→ **TO BE DONE**: Check every line of the data below for the string "vencimento", and copy the ones that hold it.

→ **Data records**:
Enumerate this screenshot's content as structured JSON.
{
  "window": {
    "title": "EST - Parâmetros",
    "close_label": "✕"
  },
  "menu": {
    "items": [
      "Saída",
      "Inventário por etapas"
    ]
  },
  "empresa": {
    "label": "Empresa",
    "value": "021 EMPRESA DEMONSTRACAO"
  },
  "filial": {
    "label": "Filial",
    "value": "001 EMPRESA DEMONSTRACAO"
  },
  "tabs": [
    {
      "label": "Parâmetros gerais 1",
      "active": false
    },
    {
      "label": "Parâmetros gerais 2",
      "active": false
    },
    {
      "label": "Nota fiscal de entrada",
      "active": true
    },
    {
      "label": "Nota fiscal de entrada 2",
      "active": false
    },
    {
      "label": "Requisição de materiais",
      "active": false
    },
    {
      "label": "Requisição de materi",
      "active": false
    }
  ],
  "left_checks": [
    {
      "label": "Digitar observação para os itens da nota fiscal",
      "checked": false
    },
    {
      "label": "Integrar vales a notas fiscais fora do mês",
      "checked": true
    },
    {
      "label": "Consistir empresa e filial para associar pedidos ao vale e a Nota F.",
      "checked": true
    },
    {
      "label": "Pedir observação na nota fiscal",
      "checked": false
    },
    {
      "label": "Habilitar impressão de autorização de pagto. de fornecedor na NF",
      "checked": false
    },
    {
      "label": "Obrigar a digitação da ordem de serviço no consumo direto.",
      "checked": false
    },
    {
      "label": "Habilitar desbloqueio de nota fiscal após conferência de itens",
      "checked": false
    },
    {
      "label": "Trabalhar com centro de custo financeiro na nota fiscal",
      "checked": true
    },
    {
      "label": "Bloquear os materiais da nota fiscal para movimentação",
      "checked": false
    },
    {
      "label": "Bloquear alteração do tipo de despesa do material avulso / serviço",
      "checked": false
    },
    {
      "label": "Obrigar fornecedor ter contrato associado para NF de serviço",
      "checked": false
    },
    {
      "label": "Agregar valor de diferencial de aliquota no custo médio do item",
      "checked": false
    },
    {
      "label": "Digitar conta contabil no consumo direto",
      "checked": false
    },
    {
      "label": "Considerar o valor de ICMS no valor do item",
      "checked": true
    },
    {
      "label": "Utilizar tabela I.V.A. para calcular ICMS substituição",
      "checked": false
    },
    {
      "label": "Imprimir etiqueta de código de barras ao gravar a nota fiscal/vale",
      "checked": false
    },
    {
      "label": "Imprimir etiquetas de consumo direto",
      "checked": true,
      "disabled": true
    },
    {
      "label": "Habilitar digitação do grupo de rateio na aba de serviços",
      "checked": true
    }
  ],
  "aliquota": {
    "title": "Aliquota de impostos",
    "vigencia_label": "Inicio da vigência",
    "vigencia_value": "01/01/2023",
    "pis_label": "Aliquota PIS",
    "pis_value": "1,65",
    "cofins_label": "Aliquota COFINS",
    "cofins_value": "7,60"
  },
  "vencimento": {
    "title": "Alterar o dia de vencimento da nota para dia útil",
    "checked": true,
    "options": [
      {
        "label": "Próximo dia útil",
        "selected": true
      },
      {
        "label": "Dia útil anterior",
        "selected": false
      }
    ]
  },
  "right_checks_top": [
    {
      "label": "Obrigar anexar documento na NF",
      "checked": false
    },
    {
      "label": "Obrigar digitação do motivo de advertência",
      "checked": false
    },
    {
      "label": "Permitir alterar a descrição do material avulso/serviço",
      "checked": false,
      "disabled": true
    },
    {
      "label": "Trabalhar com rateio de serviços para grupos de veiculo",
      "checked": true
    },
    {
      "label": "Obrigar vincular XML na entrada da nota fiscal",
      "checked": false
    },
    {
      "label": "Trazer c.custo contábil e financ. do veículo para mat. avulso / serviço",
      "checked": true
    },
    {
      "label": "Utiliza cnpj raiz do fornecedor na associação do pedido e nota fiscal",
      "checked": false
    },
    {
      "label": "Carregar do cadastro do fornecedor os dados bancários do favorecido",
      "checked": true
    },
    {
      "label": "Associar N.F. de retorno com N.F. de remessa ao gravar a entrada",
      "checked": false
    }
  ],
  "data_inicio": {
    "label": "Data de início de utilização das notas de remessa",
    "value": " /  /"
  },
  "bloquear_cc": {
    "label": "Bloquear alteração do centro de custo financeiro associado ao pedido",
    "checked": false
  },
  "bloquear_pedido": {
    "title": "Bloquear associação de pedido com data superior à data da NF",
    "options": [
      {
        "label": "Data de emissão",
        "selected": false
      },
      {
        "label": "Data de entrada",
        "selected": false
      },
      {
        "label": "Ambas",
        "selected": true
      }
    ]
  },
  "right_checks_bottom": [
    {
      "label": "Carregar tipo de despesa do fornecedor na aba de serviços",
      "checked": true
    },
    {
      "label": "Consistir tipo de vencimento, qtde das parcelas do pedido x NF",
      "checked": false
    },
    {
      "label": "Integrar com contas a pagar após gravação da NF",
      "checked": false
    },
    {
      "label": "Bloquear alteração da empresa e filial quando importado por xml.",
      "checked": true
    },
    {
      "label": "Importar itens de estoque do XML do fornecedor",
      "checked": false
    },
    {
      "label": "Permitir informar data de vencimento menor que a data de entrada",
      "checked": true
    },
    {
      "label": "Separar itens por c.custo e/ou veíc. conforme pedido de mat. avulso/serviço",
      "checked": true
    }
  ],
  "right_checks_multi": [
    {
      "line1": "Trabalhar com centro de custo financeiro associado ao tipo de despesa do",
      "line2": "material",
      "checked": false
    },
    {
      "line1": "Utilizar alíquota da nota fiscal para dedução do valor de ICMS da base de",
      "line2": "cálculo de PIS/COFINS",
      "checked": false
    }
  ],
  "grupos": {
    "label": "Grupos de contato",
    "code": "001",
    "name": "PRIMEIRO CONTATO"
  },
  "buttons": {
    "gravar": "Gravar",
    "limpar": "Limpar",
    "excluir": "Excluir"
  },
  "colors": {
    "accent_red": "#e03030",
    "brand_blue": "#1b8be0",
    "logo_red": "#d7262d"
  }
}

→ **OUTPUT**:
  "vencimento": {
    "title": "Alterar o dia de vencimento da nota para dia útil",
      "label": "Consistir tipo de vencimento, qtde das parcelas do pedido x NF",
      "label": "Permitir informar data de vencimento menor que a data de entrada",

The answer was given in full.